**EXTRACTED RECORDS:**
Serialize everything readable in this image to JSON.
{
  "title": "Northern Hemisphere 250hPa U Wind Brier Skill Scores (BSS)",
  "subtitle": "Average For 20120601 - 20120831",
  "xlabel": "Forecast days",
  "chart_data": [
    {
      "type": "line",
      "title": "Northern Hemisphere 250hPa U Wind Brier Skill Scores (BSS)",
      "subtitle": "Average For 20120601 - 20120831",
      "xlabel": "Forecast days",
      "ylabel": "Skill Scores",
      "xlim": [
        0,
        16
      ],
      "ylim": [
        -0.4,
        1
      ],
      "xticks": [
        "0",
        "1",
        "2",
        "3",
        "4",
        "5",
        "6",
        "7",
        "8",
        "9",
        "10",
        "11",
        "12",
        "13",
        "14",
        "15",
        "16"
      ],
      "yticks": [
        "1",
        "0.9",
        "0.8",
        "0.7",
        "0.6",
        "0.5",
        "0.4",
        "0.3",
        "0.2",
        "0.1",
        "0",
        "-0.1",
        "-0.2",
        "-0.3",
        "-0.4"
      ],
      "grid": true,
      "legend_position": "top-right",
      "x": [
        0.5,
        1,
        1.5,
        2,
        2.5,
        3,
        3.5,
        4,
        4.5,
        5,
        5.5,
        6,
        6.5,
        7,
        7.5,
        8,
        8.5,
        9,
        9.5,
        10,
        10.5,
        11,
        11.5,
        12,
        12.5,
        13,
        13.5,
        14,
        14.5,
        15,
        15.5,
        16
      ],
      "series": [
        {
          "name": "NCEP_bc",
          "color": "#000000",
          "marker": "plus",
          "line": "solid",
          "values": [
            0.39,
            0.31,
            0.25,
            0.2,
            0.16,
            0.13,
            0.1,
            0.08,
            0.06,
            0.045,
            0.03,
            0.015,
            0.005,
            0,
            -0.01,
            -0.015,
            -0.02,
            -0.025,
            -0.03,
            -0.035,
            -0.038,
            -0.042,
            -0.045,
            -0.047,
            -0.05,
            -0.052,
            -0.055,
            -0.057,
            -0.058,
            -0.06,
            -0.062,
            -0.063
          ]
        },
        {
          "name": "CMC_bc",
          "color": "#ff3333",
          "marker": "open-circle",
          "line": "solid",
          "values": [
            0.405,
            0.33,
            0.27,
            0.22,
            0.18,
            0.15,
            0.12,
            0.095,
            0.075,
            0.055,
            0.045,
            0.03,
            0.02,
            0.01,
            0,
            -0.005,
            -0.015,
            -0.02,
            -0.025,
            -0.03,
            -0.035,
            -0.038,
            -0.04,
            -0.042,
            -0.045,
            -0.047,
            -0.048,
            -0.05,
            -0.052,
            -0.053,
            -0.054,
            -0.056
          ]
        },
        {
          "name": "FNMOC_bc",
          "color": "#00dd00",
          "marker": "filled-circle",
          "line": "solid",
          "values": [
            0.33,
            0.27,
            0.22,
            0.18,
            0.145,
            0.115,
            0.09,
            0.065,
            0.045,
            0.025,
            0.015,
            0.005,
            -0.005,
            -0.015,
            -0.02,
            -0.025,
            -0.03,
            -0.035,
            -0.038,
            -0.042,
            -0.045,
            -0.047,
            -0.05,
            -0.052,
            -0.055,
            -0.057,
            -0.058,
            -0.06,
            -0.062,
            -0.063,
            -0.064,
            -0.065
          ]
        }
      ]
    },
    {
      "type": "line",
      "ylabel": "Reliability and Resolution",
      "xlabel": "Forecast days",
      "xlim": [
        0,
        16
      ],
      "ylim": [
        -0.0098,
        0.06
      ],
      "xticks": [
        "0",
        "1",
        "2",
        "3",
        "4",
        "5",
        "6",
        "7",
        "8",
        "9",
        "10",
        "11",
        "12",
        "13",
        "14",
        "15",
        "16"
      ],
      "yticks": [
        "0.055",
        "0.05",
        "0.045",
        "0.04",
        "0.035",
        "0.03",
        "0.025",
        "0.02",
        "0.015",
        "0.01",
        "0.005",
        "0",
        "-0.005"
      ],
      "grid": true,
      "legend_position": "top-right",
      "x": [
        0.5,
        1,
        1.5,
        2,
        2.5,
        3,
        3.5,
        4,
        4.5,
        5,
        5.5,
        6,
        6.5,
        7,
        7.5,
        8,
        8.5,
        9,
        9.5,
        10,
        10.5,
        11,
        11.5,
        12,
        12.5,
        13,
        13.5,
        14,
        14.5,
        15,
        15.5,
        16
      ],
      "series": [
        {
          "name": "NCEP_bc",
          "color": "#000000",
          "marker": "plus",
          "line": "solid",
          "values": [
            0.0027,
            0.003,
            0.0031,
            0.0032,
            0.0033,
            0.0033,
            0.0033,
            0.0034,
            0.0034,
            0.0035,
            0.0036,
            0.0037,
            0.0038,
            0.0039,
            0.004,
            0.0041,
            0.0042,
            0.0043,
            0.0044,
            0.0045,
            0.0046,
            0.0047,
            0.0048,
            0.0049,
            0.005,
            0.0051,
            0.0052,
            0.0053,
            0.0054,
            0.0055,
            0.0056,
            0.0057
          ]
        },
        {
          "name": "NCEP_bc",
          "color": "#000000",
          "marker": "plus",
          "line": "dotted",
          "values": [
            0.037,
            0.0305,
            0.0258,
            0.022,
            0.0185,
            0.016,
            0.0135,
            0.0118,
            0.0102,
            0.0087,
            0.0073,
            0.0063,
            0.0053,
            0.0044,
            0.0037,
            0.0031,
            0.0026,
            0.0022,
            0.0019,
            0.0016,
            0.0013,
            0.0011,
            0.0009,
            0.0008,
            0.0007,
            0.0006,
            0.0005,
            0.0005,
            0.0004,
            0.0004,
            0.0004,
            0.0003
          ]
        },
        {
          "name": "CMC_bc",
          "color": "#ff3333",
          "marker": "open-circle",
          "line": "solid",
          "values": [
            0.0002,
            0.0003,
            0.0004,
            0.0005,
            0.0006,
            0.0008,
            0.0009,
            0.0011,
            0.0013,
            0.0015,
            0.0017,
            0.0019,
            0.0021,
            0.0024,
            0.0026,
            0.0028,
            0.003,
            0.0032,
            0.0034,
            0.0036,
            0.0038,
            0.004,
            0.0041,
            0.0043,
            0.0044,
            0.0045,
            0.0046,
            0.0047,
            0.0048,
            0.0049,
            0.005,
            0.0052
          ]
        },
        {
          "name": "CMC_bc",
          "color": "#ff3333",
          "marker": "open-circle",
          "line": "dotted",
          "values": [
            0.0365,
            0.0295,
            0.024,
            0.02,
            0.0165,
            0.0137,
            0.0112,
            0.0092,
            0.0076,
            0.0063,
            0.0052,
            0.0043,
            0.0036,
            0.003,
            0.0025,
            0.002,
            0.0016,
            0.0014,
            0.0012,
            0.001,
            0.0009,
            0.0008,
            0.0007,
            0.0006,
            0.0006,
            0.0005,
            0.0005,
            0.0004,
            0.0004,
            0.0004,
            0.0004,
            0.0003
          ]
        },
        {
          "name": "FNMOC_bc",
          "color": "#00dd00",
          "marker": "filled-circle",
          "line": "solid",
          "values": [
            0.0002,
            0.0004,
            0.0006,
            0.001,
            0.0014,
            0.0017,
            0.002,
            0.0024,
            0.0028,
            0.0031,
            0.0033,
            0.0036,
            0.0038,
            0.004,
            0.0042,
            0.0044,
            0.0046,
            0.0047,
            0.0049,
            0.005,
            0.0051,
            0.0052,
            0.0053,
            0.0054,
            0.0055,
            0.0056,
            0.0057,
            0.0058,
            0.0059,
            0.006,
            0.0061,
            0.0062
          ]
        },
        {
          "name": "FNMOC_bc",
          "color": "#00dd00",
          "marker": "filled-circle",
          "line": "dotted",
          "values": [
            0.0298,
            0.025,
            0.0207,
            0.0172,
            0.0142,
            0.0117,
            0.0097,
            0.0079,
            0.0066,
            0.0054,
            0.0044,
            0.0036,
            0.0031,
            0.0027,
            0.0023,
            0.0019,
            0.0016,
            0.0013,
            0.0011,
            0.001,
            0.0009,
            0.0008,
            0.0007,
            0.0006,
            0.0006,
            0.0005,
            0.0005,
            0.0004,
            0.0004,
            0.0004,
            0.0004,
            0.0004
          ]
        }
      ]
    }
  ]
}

**GOAL:**
Find each line holding the string "Average" and copy it out.

**RESULT:**
  "subtitle": "Average For 20120601 - 20120831",
      "subtitle": "Average For 20120601 - 20120831",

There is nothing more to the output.